■ Goal of the exercise ■
Restate the data below, keeping every line the same.

Element data from apps and pages:
━━━
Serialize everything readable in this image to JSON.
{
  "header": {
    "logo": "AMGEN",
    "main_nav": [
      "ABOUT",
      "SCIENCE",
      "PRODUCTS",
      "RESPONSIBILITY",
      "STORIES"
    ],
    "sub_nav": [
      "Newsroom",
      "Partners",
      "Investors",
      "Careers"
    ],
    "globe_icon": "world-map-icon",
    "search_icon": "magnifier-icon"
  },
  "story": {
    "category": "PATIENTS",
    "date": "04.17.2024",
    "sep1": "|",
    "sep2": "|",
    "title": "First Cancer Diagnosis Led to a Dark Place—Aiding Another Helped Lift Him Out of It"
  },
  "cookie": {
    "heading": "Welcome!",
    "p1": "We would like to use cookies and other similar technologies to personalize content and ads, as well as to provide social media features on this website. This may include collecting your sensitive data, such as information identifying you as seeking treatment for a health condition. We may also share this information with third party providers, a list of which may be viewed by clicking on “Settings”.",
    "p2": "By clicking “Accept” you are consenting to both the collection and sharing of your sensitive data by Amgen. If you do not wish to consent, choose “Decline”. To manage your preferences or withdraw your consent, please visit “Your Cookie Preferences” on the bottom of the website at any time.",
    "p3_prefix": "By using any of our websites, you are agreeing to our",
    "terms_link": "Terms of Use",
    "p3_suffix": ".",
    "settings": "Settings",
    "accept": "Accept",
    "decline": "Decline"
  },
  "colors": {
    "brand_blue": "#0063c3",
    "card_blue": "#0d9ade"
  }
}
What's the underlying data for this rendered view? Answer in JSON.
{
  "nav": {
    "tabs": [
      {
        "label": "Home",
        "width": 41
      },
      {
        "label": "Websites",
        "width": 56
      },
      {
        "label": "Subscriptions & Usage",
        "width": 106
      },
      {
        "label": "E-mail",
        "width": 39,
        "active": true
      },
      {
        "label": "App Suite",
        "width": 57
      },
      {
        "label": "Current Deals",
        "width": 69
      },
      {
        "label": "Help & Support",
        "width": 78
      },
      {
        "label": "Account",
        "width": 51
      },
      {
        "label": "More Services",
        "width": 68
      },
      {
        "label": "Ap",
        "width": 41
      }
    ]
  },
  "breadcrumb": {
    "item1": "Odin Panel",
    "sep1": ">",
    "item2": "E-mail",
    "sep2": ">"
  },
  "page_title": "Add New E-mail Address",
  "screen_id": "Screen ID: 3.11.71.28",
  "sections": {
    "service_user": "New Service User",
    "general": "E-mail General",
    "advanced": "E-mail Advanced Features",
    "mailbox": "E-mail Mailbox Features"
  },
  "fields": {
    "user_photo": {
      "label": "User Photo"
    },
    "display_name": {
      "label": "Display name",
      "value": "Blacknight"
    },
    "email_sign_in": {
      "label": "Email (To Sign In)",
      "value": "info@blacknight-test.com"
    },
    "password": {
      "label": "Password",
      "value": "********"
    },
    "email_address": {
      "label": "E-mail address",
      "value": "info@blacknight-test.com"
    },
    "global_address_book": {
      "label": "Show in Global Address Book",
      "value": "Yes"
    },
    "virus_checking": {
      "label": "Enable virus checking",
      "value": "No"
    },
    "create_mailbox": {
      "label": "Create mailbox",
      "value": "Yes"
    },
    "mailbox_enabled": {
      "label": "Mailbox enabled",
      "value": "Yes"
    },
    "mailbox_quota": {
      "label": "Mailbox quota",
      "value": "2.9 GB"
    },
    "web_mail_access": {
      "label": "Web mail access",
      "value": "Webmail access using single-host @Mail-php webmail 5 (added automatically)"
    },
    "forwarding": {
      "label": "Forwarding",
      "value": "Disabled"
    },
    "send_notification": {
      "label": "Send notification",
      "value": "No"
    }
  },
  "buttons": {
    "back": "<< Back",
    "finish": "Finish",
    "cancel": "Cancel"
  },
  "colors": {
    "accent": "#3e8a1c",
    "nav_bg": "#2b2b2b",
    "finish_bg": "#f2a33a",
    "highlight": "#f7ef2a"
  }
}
━━━
■ Exercise result ■
Serialize everything readable in this image to JSON.
{
  "header": {
    "logo": "AMGEN",
    "main_nav": [
      "ABOUT",
      "SCIENCE",
      "PRODUCTS",
      "RESPONSIBILITY",
      "STORIES"
    ],
    "sub_nav": [
      "Newsroom",
      "Partners",
      "Investors",
      "Careers"
    ],
    "globe_icon": "world-map-icon",
    "search_icon": "magnifier-icon"
  },
  "story": {
    "category": "PATIENTS",
    "date": "04.17.2024",
    "sep1": "|",
    "sep2": "|",
    "title": "First Cancer Diagnosis Led to a Dark Place—Aiding Another Helped Lift Him Out of It"
  },
  "cookie": {
    "heading": "Welcome!",
    "p1": "We would like to use cookies and other similar technologies to personalize content and ads, as well as to provide social media features on this website. This may include collecting your sensitive data, such as information identifying you as seeking treatment for a health condition. We may also share this information with third party providers, a list of which may be viewed by clicking on “Settings”.",
    "p2": "By clicking “Accept” you are consenting to both the collection and sharing of your sensitive data by Amgen. If you do not wish to consent, choose “Decline”. To manage your preferences or withdraw your consent, please visit “Your Cookie Preferences” on the bottom of the website at any time.",
    "p3_prefix": "By using any of our websites, you are agreeing to our",
    "terms_link": "Terms of Use",
    "p3_suffix": ".",
    "settings": "Settings",
    "accept": "Accept",
    "decline": "Decline"
  },
  "colors": {
    "brand_blue": "#0063c3",
    "card_blue": "#0d9ade"
  }
}
What's the underlying data for this rendered view? Answer in JSON.
{
  "nav": {
    "tabs": [
      {
        "label": "Home",
        "width": 41
      },
      {
        "label": "Websites",
        "width": 56
      },
      {
        "label": "Subscriptions & Usage",
        "width": 106
      },
      {
        "label": "E-mail",
        "width": 39,
        "active": true
      },
      {
        "label": "App Suite",
        "width": 57
      },
      {
        "label": "Current Deals",
        "width": 69
      },
      {
        "label": "Help & Support",
        "width": 78
      },
      {
        "label": "Account",
        "width": 51
      },
      {
        "label": "More Services",
        "width": 68
      },
      {
        "label": "Ap",
        "width": 41
      }
    ]
  },
  "breadcrumb": {
    "item1": "Odin Panel",
    "sep1": ">",
    "item2": "E-mail",
    "sep2": ">"
  },
  "page_title": "Add New E-mail Address",
  "screen_id": "Screen ID: 3.11.71.28",
  "sections": {
    "service_user": "New Service User",
    "general": "E-mail General",
    "advanced": "E-mail Advanced Features",
    "mailbox": "E-mail Mailbox Features"
  },
  "fields": {
    "user_photo": {
      "label": "User Photo"
    },
    "display_name": {
      "label": "Display name",
      "value": "Blacknight"
    },
    "email_sign_in": {
      "label": "Email (To Sign In)",
      "value": "info@blacknight-test.com"
    },
    "password": {
      "label": "Password",
      "value": "********"
    },
    "email_address": {
      "label": "E-mail address",
      "value": "info@blacknight-test.com"
    },
    "global_address_book": {
      "label": "Show in Global Address Book",
      "value": "Yes"
    },
    "virus_checking": {
      "label": "Enable virus checking",
      "value": "No"
    },
    "create_mailbox": {
      "label": "Create mailbox",
      "value": "Yes"
    },
    "mailbox_enabled": {
      "label": "Mailbox enabled",
      "value": "Yes"
    },
    "mailbox_quota": {
      "label": "Mailbox quota",
      "value": "2.9 GB"
    },
    "web_mail_access": {
      "label": "Web mail access",
      "value": "Webmail access using single-host @Mail-php webmail 5 (added automatically)"
    },
    "forwarding": {
      "label": "Forwarding",
      "value": "Disabled"
    },
    "send_notification": {
      "label": "Send notification",
      "value": "No"
    }
  },
  "buttons": {
    "back": "<< Back",
    "finish": "Finish",
    "cancel": "Cancel"
  },
  "colors": {
    "accent": "#3e8a1c",
    "nav_bg": "#2b2b2b",
    "finish_bg": "#f2a33a",
    "highlight": "#f7ef2a"
  }
}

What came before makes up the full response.